**Stated goal**. Pull every line with the word "code" out of the entries below.
━━━ Extracted material
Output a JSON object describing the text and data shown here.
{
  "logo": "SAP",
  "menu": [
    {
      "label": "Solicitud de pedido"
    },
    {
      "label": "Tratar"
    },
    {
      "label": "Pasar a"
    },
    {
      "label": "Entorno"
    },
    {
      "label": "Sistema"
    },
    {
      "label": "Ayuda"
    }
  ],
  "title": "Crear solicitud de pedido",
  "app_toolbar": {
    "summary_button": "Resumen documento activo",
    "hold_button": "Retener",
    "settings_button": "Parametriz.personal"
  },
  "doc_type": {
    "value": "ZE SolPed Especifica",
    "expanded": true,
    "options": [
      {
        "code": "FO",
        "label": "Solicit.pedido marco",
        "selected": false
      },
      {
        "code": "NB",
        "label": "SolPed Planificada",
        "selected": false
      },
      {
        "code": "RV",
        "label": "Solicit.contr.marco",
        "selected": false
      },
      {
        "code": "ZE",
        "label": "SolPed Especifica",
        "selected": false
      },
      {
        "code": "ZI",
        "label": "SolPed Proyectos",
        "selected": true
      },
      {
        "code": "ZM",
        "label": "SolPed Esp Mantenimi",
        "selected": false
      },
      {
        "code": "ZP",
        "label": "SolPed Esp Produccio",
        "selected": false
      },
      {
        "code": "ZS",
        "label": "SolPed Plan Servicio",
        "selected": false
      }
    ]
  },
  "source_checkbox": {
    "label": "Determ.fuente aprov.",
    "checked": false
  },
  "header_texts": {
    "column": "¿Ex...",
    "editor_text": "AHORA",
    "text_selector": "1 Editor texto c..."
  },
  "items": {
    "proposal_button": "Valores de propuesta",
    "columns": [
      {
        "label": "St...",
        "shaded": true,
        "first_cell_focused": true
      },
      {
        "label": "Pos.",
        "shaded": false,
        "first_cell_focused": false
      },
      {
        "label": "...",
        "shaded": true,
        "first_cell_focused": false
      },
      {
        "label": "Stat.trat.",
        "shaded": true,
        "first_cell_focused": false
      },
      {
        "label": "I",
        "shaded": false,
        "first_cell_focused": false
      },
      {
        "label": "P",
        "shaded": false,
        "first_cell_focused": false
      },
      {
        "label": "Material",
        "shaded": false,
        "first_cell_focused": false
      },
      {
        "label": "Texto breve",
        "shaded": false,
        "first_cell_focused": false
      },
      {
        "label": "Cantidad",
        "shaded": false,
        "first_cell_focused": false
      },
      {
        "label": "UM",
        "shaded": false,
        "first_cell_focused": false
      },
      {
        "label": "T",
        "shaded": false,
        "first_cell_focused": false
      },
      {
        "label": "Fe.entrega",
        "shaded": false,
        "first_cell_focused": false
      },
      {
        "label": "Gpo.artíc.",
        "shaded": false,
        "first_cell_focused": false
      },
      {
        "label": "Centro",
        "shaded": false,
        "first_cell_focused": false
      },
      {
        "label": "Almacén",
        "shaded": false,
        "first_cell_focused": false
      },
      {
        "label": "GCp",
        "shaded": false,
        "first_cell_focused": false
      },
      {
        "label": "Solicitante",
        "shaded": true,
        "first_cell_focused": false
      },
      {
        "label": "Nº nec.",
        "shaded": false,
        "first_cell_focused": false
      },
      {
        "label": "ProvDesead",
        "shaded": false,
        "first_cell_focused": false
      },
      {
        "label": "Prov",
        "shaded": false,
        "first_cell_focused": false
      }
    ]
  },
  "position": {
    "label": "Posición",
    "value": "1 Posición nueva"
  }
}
━━━━━━
**Exercise answer**.
        "code": "FO",
        "code": "NB",
        "code": "RV",
        "code": "ZE",
        "code": "ZI",
        "code": "ZM",
        "code": "ZP",
        "code": "ZS",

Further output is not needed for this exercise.